To do
Find every line in the records below that holds the word "page", and copy each one.

Entries
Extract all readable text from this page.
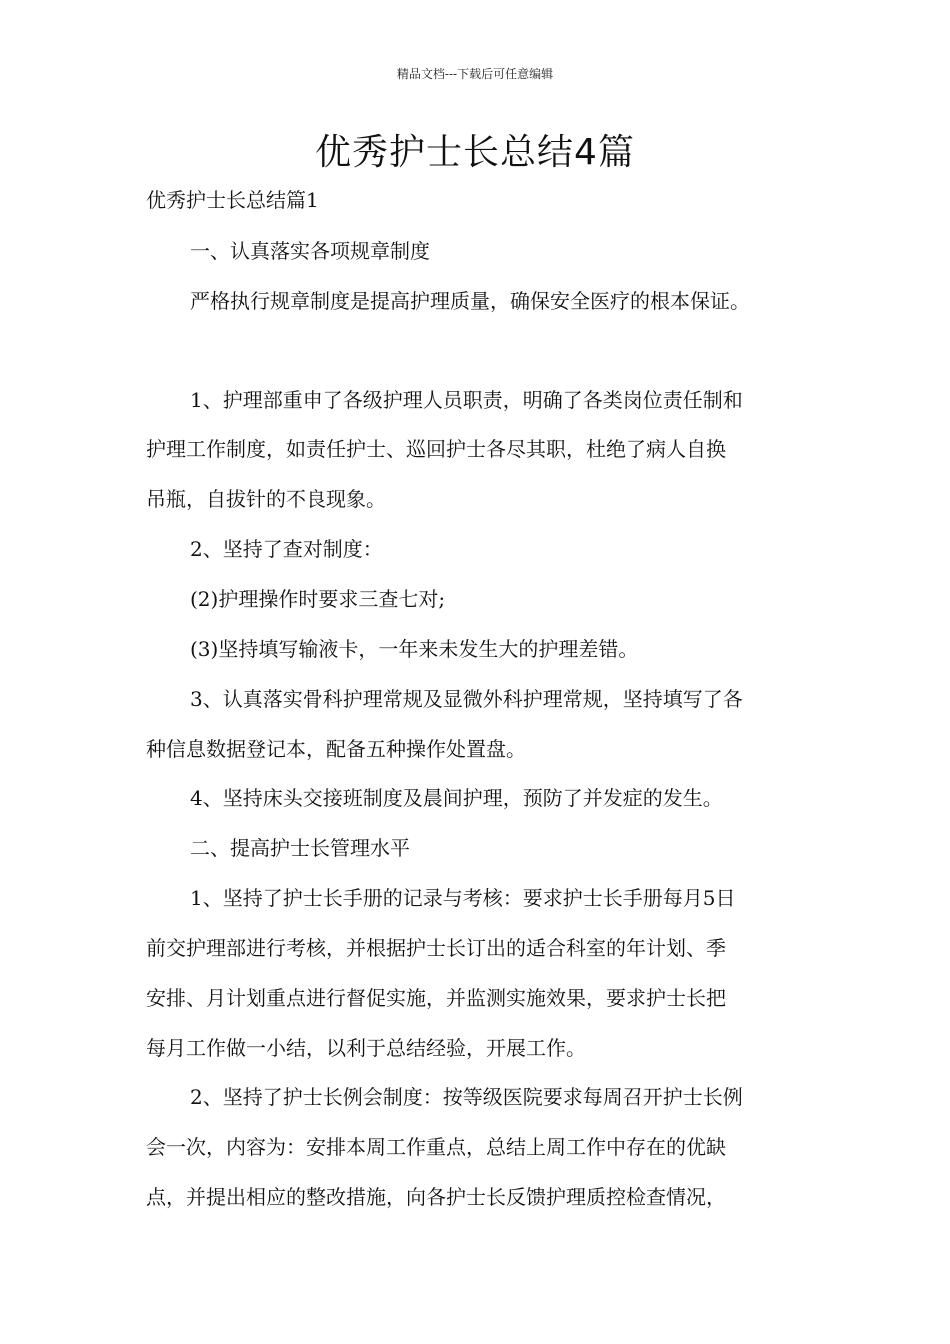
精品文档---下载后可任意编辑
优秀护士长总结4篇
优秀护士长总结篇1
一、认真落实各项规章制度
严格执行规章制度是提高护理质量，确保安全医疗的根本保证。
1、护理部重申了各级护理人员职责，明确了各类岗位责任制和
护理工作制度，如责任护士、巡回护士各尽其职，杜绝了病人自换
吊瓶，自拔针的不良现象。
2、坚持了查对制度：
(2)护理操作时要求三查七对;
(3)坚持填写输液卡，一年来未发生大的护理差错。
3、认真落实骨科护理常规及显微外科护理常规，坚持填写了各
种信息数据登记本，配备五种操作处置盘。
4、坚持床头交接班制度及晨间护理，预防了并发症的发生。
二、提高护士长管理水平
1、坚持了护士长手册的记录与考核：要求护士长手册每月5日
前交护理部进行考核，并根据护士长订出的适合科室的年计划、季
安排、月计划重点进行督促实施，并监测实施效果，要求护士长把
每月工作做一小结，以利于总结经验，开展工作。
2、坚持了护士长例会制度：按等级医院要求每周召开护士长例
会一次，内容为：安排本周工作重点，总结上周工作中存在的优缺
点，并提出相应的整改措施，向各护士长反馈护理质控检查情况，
* * *
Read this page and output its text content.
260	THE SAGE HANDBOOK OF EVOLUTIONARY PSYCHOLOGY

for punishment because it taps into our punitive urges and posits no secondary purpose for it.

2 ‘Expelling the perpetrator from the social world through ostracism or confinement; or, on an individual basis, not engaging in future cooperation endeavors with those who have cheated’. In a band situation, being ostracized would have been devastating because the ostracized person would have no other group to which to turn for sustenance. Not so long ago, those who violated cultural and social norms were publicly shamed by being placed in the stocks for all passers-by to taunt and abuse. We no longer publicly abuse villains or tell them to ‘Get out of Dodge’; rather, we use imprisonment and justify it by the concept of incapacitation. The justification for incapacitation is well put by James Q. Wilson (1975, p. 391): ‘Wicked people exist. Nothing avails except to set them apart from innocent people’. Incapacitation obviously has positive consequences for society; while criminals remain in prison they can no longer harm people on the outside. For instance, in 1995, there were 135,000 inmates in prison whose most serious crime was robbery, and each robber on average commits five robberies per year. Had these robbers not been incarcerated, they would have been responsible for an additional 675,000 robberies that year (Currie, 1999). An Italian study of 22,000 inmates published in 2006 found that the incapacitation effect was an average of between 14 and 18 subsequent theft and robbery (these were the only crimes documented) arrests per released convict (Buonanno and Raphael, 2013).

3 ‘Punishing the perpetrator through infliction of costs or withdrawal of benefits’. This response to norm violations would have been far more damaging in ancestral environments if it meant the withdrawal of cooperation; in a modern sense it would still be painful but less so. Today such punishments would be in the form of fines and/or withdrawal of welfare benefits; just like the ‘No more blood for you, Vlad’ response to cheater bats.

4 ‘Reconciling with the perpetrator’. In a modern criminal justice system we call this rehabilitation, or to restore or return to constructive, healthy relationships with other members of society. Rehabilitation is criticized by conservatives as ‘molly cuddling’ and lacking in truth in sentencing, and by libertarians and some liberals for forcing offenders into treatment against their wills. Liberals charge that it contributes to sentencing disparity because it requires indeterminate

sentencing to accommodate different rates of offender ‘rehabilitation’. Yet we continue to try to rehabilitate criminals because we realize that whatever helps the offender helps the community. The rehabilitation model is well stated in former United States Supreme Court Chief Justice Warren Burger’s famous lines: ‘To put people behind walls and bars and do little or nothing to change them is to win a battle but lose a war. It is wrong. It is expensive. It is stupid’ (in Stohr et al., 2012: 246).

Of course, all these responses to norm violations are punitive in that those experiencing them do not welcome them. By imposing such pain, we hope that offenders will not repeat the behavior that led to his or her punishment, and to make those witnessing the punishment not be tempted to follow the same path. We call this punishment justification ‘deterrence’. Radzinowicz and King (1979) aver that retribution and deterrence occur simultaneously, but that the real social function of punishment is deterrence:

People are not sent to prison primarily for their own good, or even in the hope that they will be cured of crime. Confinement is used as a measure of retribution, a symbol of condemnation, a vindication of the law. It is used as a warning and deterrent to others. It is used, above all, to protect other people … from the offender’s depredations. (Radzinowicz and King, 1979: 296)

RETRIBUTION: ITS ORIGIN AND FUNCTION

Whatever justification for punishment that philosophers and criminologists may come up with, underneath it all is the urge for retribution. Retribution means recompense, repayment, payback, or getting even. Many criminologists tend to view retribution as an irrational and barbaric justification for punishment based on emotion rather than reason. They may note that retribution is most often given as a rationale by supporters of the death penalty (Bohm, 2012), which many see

Response below
Extract all readable text from this page.
Read this page and output its text content.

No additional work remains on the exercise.